-- Begin Records to use --
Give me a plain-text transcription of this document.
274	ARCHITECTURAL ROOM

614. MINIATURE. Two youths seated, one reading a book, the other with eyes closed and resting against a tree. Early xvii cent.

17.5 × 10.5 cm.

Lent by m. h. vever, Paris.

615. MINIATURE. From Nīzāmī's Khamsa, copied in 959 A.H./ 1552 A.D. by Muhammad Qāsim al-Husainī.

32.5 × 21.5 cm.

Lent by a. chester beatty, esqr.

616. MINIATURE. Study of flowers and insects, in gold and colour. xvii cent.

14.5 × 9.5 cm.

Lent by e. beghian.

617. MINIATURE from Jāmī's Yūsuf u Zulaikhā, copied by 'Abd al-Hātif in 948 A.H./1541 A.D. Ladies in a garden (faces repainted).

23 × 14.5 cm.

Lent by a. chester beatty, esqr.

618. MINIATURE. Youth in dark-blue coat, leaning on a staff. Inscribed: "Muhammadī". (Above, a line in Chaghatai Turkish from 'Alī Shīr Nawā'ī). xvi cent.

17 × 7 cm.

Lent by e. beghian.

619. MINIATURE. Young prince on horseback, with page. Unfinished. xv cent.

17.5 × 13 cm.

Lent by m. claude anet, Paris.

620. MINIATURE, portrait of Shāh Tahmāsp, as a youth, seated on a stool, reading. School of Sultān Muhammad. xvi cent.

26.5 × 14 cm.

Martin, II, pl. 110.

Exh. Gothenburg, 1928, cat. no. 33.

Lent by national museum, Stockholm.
-- End Records to use --
— Goal of the exercise —
Repeat the data verbatim.

— Correct result —
Give me a plain-text transcription of this document.
274	ARCHITECTURAL ROOM

614. MINIATURE. Two youths seated, one reading a book, the other with eyes closed and resting against a tree. Early xvii cent.

17.5 × 10.5 cm.

Lent by m. h. vever, Paris.

615. MINIATURE. From Nīzāmī's Khamsa, copied in 959 A.H./ 1552 A.D. by Muhammad Qāsim al-Husainī.

32.5 × 21.5 cm.

Lent by a. chester beatty, esqr.

616. MINIATURE. Study of flowers and insects, in gold and colour. xvii cent.

14.5 × 9.5 cm.

Lent by e. beghian.

617. MINIATURE from Jāmī's Yūsuf u Zulaikhā, copied by 'Abd al-Hātif in 948 A.H./1541 A.D. Ladies in a garden (faces repainted).

23 × 14.5 cm.

Lent by a. chester beatty, esqr.

618. MINIATURE. Youth in dark-blue coat, leaning on a staff. Inscribed: "Muhammadī". (Above, a line in Chaghatai Turkish from 'Alī Shīr Nawā'ī). xvi cent.

17 × 7 cm.

Lent by e. beghian.

619. MINIATURE. Young prince on horseback, with page. Unfinished. xv cent.

17.5 × 13 cm.

Lent by m. claude anet, Paris.

620. MINIATURE, portrait of Shāh Tahmāsp, as a youth, seated on a stool, reading. School of Sultān Muhammad. xvi cent.

26.5 × 14 cm.

Martin, II, pl. 110.

Exh. Gothenburg, 1928, cat. no. 33.

Lent by national museum, Stockholm.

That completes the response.